▶ Задание 1: Воспроизведите без изменений отрывок из текста о театре и кино от «Сцена, даже самая» до «их не копирует.».
▶ Задание 2: Переведите на английский язык предложение из текста о театре и кино: «Отношение к бытовому поведению в театре и кинематографе в корне отлично».

▶ Текст для чтения:
Однако ориентация «человека на экране» на максимальное сближение с «человеком в жизни» (и, в этом смысле, общая противопоставленность стереотипу «человек в искусстве») не уменьшает, а увеличивает семиотичность этого типа текстов, хотя и вносит совершенно иной тип зашифрованности.

Отношение к бытовому поведению в театре и кинематографе в корне отлично.

Сцена, даже самая реалистическая, подразумевает некоторое особое «театральное» поведение: актер мыслит вслух (это коренным образом меняет все его речевое поведение), говорит значительно больше, чем «человек в жизни», громкость голоса и отчетливость артикуляции — а это непосредственно отражается на мимике — он регулирует так, чтобы его было отчетливо слышно во всем пространстве зала, движения его определяются тем, что он виден. только с одной стороны. Поэтому, даже если оставить в стороне многовековую традицию театрального жеста и театральной декламации, то и о театре Чехова и Станиславского придется сказать, что поведение актеров означает бытовые жесты и интонации, но совсем их не копирует.

Кинематограф создает технические возможности точного воспроизведения бытового жеста и бытового поведения. Ниже мы остановимся на том, как это влияет на игру киноактера. Сейчас нас интересует другой аспект: театральное поведение, абстрагируясь от быта, в значительной мере удаляется от семиотики национальной мимики, жеста. Венгерский ученый Ференц Папп в статье «Дублирование фильмов и семиотика» приводит ряд интересных примеров национальной и ареальной специфики в поведении, жестах или внешности людей: «В фильме «Стена»3 дважды, крупным планом в течение довольно продолжительного времени показана обнаженная рука Кончи, жены Пабло. На этой руке, естественно, хорошо виден след от прививки оспы. Для нас, то есть максимум для нескольких сотен миллионов людей, совершенно ясно, что здесь нет и речи о каком-либо знаке, это лишь след от прививки оспы. Дальнейшие сотни миллионов, может быть, и не заметят его, сочтут просто за царапину, так как не знакомы с самим этим явлением. Но могут быть еще сотни миллионов, которые, например, сочтут это знаком (касты), поэтому где-то на пороге сознания у них появится мысль: знак какой касты это может быть, какое это значение имеет для действия. Конечно, может быть и наоборот: наши зрители сочтут за «не-знак», за .мушку или родинку такой подлинный, социально действительный знак, который действительно может иметь драматургическую функцию и во всяком случае говорит что-то зрителю, посвященному в данную систему знаков»4, как кастовые знаки в индийских фильмах.

▶ Исходные данные:

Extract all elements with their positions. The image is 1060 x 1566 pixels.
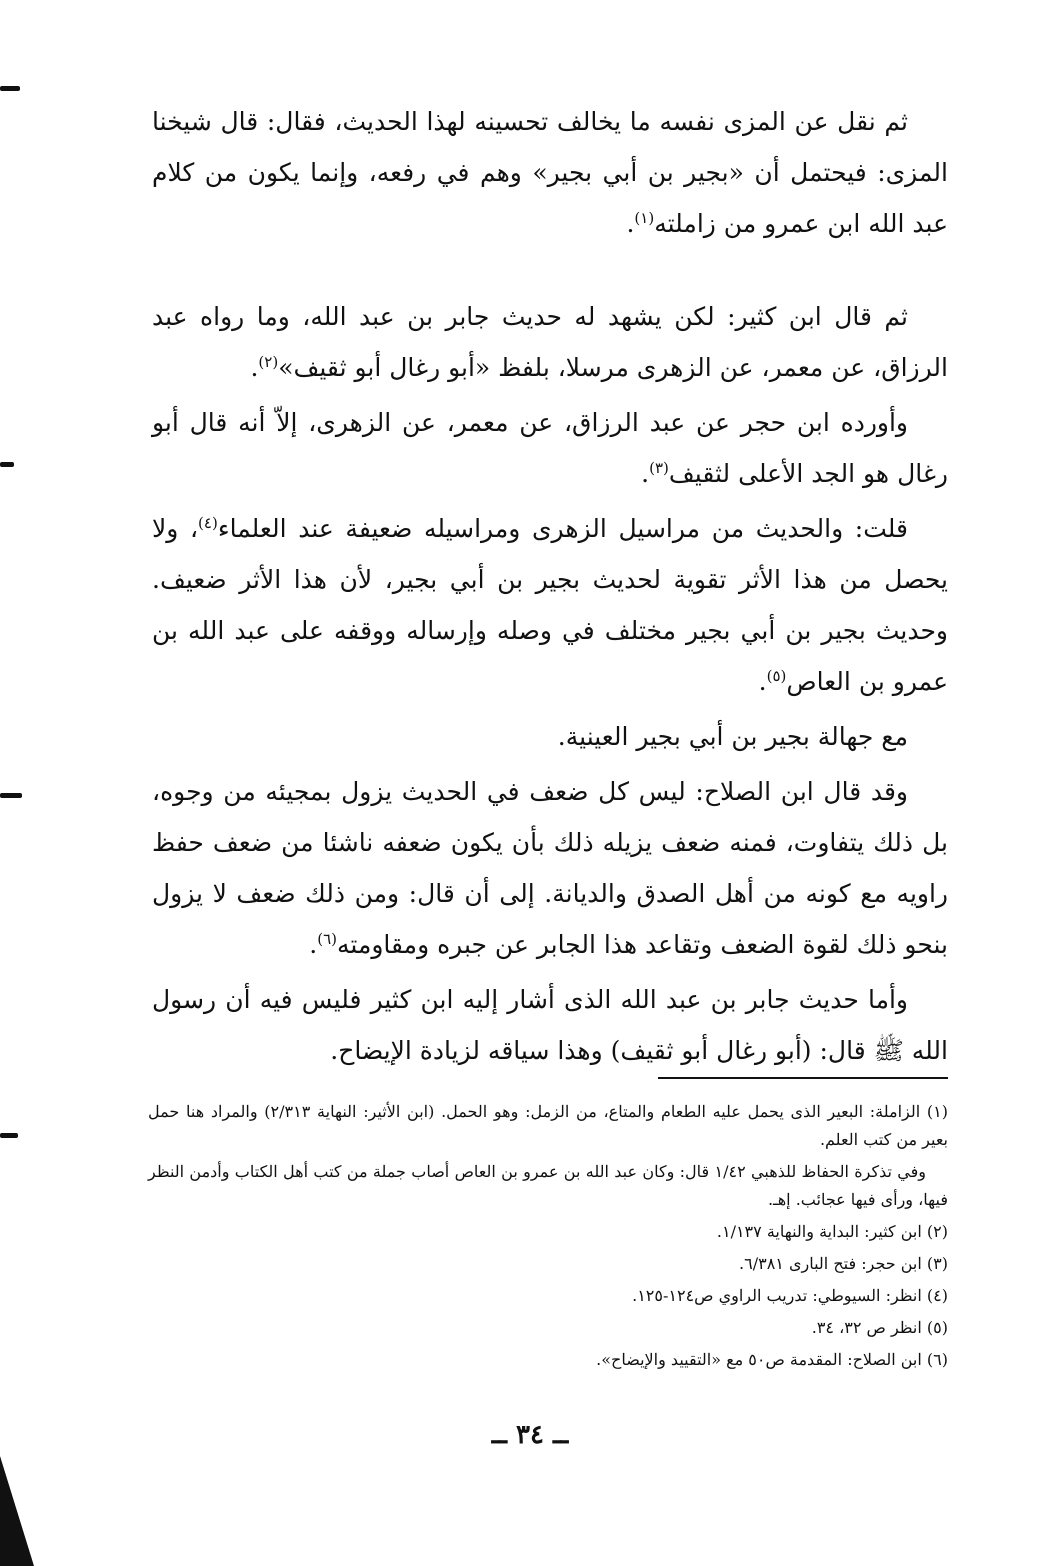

▶ Разбор решения 1:
Сцена, даже самая реалистическая, подразумевает некоторое особое «театральное» поведение: актер мыслит вслух (это коренным образом меняет все его речевое поведение), говорит значительно больше, чем «человек в жизни», громкость голоса и отчетливость артикуляции — а это непосредственно отражается на мимике — он регулирует так, чтобы его было отчетливо слышно во всем пространстве зала, движения его определяются тем, что он виден. только с одной стороны. Поэтому, даже если оставить в стороне многовековую традицию театрального жеста и театральной декламации, то и о театре Чехова и Станиславского придется сказать, что поведение актеров означает бытовые жесты и интонации, но совсем их не копирует.

▶ Разбор решения 2: The attitude toward everyday behavior in theater and in cinema is fundamentally different.